Task.
Copy every record exactly, and keep the pictures out.

Dataset records.
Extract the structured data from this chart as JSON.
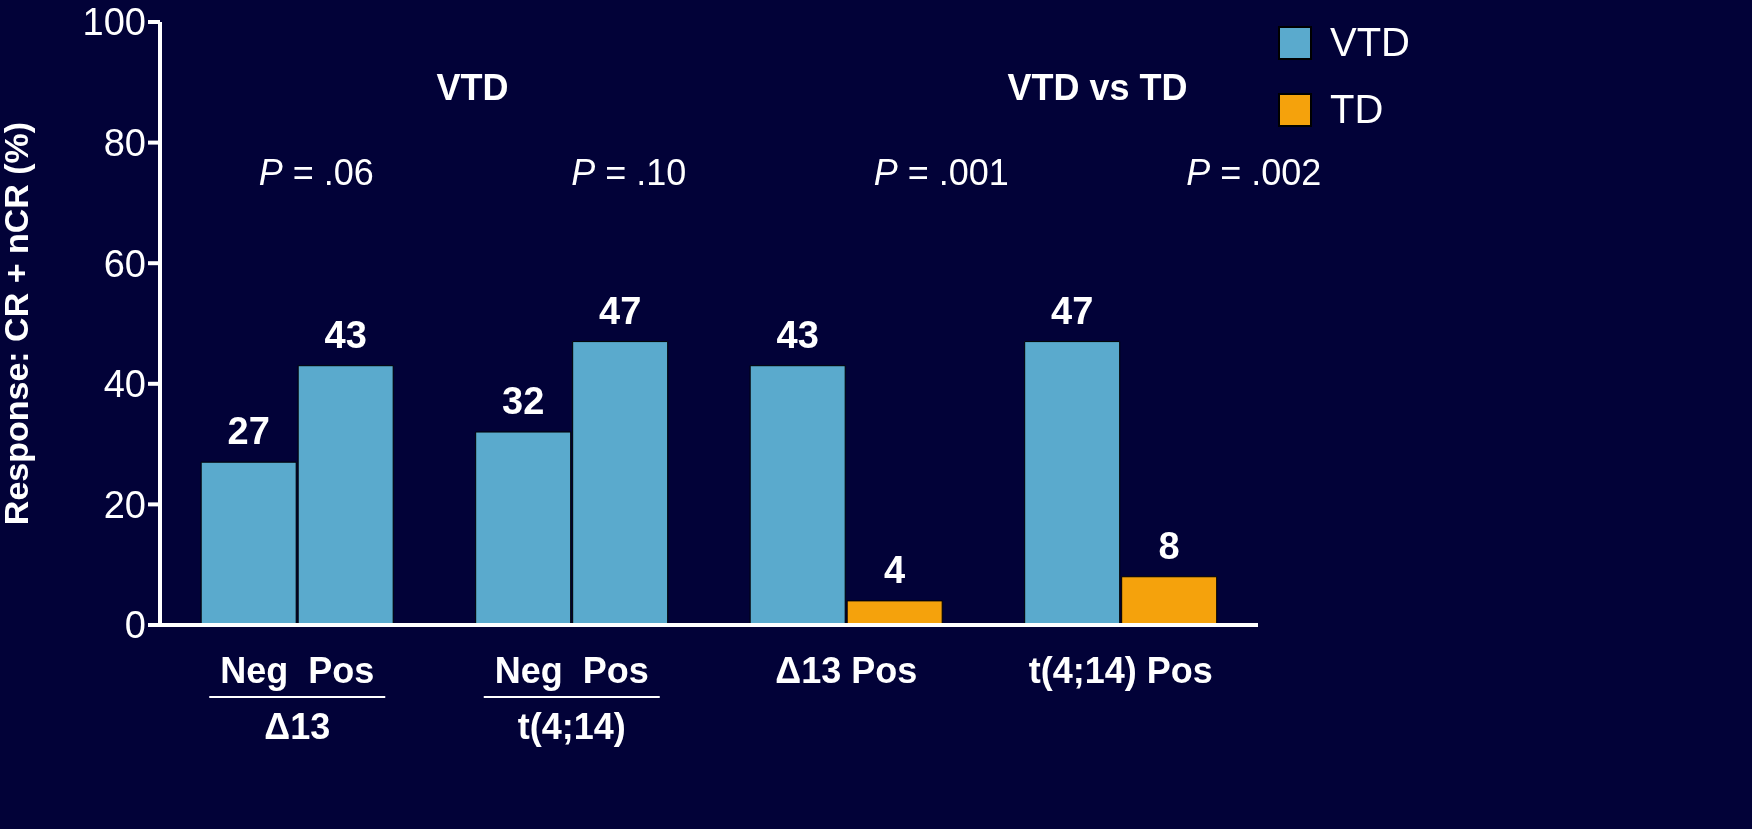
{
  "chart_data": {
    "type": "bar",
    "categories": [
      "Neg  Pos",
      "Neg  Pos",
      "Δ13 Pos",
      "t(4;14) Pos"
    ],
    "series": [
      {
        "name": "VTD",
        "color": "#5aaacd",
        "values": [
          27,
          32,
          43,
          47
        ]
      },
      {
        "color": "#5aaacd",
        "values": [
          43,
          47,
          null,
          null
        ]
      },
      {
        "name": "TD",
        "color": "#f5a20c",
        "values": [
          null,
          null,
          4,
          8
        ]
      }
    ],
    "ylabel": "Response: CR + nCR (%)",
    "ylim": [
      0,
      100
    ],
    "yticks": [
      0,
      20,
      40,
      60,
      80,
      100
    ],
    "annotations": [
      "VTD",
      "VTD vs TD",
      "P = .06",
      "P = .10",
      "P = .001",
      "P = .002",
      "Δ13",
      "t(4;14)"
    ],
    "data_labels": true,
    "legend": "top right",
    "grid": false
  }
}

Exercise result.
Extract the structured data from this chart as JSON.
{
  "chart_data": {
    "type": "bar",
    "categories": [
      "Neg  Pos",
      "Neg  Pos",
      "Δ13 Pos",
      "t(4;14) Pos"
    ],
    "series": [
      {
        "name": "VTD",
        "color": "#5aaacd",
        "values": [
          27,
          32,
          43,
          47
        ]
      },
      {
        "color": "#5aaacd",
        "values": [
          43,
          47,
          null,
          null
        ]
      },
      {
        "name": "TD",
        "color": "#f5a20c",
        "values": [
          null,
          null,
          4,
          8
        ]
      }
    ],
    "ylabel": "Response: CR + nCR (%)",
    "ylim": [
      0,
      100
    ],
    "yticks": [
      0,
      20,
      40,
      60,
      80,
      100
    ],
    "annotations": [
      "VTD",
      "VTD vs TD",
      "P = .06",
      "P = .10",
      "P = .001",
      "P = .002",
      "Δ13",
      "t(4;14)"
    ],
    "data_labels": true,
    "legend": "top right",
    "grid": false
  }
}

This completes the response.